GIVEN REQUEST
Each entry below is to be duplicated verbatim.

Dataset items:
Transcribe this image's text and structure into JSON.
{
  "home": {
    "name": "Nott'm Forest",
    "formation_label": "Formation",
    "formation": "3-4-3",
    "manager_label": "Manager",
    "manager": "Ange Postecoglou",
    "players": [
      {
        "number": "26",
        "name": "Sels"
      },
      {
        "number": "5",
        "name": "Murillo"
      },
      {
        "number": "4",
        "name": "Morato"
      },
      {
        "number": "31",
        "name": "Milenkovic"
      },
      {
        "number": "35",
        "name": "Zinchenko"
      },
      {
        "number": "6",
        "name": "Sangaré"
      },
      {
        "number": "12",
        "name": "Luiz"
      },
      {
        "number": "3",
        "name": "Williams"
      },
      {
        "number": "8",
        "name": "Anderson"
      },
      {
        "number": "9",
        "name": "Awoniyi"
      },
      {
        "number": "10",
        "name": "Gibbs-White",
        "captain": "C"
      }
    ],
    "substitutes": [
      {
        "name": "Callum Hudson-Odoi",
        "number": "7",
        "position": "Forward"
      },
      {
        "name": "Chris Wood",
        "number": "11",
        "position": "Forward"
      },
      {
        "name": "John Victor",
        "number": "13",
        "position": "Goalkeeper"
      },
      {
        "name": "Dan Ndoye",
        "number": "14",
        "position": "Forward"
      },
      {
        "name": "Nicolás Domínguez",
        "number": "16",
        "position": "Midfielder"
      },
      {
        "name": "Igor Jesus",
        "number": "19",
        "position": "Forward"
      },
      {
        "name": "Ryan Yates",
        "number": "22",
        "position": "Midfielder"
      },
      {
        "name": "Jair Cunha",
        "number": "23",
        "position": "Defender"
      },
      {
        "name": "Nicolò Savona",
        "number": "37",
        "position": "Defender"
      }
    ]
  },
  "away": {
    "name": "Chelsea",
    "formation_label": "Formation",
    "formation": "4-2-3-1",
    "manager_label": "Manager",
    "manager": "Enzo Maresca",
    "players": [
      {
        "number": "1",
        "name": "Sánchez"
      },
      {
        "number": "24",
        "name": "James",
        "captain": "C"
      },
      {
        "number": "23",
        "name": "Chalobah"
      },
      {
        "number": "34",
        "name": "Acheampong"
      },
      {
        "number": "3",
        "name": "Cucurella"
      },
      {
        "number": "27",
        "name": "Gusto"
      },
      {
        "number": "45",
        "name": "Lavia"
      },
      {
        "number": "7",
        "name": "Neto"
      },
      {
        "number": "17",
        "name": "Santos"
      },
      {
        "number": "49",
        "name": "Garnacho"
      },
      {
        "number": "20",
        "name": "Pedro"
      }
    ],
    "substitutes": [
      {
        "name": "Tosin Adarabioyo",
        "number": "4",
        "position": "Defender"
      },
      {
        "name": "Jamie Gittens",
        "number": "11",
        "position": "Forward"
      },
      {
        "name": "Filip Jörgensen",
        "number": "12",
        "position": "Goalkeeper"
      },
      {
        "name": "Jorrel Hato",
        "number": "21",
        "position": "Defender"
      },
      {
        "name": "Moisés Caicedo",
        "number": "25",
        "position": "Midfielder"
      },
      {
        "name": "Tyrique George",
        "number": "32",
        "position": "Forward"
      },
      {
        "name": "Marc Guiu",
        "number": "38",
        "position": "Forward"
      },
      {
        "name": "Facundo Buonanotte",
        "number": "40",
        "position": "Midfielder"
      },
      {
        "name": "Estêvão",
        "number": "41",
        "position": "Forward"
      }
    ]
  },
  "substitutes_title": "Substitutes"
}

EXERCISE OUTPUT
Transcribe this image's text and structure into JSON.
{
  "home": {
    "name": "Nott'm Forest",
    "formation_label": "Formation",
    "formation": "3-4-3",
    "manager_label": "Manager",
    "manager": "Ange Postecoglou",
    "players": [
      {
        "number": "26",
        "name": "Sels"
      },
      {
        "number": "5",
        "name": "Murillo"
      },
      {
        "number": "4",
        "name": "Morato"
      },
      {
        "number": "31",
        "name": "Milenkovic"
      },
      {
        "number": "35",
        "name": "Zinchenko"
      },
      {
        "number": "6",
        "name": "Sangaré"
      },
      {
        "number": "12",
        "name": "Luiz"
      },
      {
        "number": "3",
        "name": "Williams"
      },
      {
        "number": "8",
        "name": "Anderson"
      },
      {
        "number": "9",
        "name": "Awoniyi"
      },
      {
        "number": "10",
        "name": "Gibbs-White",
        "captain": "C"
      }
    ],
    "substitutes": [
      {
        "name": "Callum Hudson-Odoi",
        "number": "7",
        "position": "Forward"
      },
      {
        "name": "Chris Wood",
        "number": "11",
        "position": "Forward"
      },
      {
        "name": "John Victor",
        "number": "13",
        "position": "Goalkeeper"
      },
      {
        "name": "Dan Ndoye",
        "number": "14",
        "position": "Forward"
      },
      {
        "name": "Nicolás Domínguez",
        "number": "16",
        "position": "Midfielder"
      },
      {
        "name": "Igor Jesus",
        "number": "19",
        "position": "Forward"
      },
      {
        "name": "Ryan Yates",
        "number": "22",
        "position": "Midfielder"
      },
      {
        "name": "Jair Cunha",
        "number": "23",
        "position": "Defender"
      },
      {
        "name": "Nicolò Savona",
        "number": "37",
        "position": "Defender"
      }
    ]
  },
  "away": {
    "name": "Chelsea",
    "formation_label": "Formation",
    "formation": "4-2-3-1",
    "manager_label": "Manager",
    "manager": "Enzo Maresca",
    "players": [
      {
        "number": "1",
        "name": "Sánchez"
      },
      {
        "number": "24",
        "name": "James",
        "captain": "C"
      },
      {
        "number": "23",
        "name": "Chalobah"
      },
      {
        "number": "34",
        "name": "Acheampong"
      },
      {
        "number": "3",
        "name": "Cucurella"
      },
      {
        "number": "27",
        "name": "Gusto"
      },
      {
        "number": "45",
        "name": "Lavia"
      },
      {
        "number": "7",
        "name": "Neto"
      },
      {
        "number": "17",
        "name": "Santos"
      },
      {
        "number": "49",
        "name": "Garnacho"
      },
      {
        "number": "20",
        "name": "Pedro"
      }
    ],
    "substitutes": [
      {
        "name": "Tosin Adarabioyo",
        "number": "4",
        "position": "Defender"
      },
      {
        "name": "Jamie Gittens",
        "number": "11",
        "position": "Forward"
      },
      {
        "name": "Filip Jörgensen",
        "number": "12",
        "position": "Goalkeeper"
      },
      {
        "name": "Jorrel Hato",
        "number": "21",
        "position": "Defender"
      },
      {
        "name": "Moisés Caicedo",
        "number": "25",
        "position": "Midfielder"
      },
      {
        "name": "Tyrique George",
        "number": "32",
        "position": "Forward"
      },
      {
        "name": "Marc Guiu",
        "number": "38",
        "position": "Forward"
      },
      {
        "name": "Facundo Buonanotte",
        "number": "40",
        "position": "Midfielder"
      },
      {
        "name": "Estêvão",
        "number": "41",
        "position": "Forward"
      }
    ]
  },
  "substitutes_title": "Substitutes"
}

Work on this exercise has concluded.